(Data entries for graphics)
##############################
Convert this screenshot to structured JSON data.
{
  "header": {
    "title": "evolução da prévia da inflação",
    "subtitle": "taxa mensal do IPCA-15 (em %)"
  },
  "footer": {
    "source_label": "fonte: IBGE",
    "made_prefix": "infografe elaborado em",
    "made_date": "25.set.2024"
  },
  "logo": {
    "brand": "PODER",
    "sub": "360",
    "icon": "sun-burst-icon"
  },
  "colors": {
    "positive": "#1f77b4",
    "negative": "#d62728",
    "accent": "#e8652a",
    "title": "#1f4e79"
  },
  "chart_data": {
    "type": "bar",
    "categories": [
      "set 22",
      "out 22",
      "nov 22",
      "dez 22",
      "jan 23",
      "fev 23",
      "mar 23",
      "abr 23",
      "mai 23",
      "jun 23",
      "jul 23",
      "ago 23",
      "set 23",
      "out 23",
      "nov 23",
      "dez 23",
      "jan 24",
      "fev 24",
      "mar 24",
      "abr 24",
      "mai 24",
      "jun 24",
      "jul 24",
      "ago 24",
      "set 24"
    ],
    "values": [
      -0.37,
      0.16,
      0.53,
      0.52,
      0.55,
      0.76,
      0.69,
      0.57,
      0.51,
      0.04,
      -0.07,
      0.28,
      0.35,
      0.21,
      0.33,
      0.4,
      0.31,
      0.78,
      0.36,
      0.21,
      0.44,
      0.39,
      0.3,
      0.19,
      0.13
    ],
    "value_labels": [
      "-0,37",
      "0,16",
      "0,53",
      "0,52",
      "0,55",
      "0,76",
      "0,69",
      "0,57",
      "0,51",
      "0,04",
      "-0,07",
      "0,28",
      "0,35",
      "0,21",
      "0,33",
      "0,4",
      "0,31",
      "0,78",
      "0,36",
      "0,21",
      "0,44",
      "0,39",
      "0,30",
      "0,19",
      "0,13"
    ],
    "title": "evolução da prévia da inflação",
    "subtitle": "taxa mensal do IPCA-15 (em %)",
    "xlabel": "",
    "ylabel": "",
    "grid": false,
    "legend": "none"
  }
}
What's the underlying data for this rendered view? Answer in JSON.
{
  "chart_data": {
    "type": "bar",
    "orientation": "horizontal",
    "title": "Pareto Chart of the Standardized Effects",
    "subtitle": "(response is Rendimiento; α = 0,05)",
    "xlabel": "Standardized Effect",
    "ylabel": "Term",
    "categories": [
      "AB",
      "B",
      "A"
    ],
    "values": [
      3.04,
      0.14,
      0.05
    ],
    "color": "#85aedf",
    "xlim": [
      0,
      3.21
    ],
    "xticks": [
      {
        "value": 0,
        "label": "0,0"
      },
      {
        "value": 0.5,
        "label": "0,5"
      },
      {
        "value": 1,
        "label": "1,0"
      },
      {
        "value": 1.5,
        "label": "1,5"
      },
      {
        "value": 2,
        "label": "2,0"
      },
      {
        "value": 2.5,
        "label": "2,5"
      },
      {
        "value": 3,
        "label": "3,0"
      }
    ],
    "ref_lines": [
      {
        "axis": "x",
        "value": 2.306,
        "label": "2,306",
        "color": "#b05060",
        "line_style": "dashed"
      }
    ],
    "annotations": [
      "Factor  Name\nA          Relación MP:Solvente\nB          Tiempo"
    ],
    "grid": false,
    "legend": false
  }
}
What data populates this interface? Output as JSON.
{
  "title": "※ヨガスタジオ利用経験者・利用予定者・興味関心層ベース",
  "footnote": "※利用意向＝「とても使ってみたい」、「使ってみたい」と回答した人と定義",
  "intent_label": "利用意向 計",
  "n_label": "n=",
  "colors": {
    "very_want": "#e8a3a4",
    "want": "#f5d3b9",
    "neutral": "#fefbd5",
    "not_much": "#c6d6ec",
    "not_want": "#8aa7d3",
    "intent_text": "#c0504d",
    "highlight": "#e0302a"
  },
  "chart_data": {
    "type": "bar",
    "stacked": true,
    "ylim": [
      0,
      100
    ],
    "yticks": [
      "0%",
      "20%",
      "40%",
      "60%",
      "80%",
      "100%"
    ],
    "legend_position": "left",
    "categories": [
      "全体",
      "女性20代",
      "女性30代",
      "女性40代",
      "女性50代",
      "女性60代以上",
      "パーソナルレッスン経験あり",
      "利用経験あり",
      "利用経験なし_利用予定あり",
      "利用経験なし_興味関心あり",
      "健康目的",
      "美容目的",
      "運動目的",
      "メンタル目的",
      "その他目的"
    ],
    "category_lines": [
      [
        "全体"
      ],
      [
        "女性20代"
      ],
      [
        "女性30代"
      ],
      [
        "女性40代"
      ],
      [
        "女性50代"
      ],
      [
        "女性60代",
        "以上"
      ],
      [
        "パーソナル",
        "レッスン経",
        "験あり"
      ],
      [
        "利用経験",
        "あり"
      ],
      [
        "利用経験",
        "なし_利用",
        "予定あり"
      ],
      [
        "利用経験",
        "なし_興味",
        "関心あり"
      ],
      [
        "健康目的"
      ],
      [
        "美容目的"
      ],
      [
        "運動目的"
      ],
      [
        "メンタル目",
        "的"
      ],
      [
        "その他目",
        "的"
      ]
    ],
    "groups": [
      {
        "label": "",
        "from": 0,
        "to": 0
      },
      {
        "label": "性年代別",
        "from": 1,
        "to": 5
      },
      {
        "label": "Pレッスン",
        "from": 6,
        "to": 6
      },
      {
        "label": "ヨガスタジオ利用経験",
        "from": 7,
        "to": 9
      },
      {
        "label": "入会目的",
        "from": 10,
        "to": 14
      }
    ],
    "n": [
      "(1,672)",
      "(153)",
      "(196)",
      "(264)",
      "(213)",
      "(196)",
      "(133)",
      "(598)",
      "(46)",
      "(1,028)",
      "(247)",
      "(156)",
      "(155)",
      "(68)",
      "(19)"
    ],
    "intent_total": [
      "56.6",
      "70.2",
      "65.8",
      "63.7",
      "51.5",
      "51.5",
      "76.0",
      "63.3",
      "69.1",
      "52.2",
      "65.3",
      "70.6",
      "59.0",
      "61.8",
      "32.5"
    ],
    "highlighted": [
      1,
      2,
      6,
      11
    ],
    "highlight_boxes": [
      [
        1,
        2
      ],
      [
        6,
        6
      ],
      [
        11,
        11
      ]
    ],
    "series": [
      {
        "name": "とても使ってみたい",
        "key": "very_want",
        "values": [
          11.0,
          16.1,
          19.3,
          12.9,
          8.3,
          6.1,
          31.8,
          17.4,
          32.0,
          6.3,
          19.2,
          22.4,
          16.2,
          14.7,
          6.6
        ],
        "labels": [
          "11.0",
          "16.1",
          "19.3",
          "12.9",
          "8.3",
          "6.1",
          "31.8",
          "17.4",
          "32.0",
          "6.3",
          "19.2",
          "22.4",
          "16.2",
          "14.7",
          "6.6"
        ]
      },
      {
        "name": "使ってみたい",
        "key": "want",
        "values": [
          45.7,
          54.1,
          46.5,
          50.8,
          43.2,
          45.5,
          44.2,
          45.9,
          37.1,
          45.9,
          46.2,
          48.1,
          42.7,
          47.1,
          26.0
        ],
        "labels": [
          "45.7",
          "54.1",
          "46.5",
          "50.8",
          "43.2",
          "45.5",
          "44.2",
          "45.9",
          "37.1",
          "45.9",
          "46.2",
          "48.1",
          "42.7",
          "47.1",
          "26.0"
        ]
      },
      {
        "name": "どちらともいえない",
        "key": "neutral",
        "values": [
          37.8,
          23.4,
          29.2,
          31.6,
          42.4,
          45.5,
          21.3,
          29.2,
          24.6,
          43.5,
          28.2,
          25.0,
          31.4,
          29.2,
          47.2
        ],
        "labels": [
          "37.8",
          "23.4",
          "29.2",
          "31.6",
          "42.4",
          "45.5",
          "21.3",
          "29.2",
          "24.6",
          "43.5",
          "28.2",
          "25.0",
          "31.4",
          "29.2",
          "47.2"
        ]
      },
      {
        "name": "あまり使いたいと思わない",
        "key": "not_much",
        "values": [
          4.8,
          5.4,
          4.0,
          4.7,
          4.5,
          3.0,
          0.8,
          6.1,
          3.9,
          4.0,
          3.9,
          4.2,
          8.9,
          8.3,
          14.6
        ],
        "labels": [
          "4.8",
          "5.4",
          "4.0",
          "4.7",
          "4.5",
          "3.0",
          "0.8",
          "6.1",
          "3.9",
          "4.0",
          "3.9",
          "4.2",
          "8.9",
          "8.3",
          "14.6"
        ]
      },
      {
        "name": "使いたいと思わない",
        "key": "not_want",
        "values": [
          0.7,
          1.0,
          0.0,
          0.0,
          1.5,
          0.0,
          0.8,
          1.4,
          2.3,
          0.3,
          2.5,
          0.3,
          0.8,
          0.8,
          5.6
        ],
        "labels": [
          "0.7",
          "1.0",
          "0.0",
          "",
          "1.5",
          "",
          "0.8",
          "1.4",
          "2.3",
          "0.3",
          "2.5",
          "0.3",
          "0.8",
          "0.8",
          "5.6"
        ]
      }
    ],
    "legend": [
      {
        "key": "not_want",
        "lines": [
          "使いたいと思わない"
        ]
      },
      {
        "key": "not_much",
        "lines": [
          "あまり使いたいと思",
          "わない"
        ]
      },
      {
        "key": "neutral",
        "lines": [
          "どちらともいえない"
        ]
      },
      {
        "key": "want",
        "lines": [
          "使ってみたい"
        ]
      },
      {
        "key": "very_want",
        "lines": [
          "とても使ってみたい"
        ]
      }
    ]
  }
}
##############################
■ **WHAT TO DO**
How many lines of the entries above hold the string "IPCA"? Reply with the number alone.

■ **RESULT**
2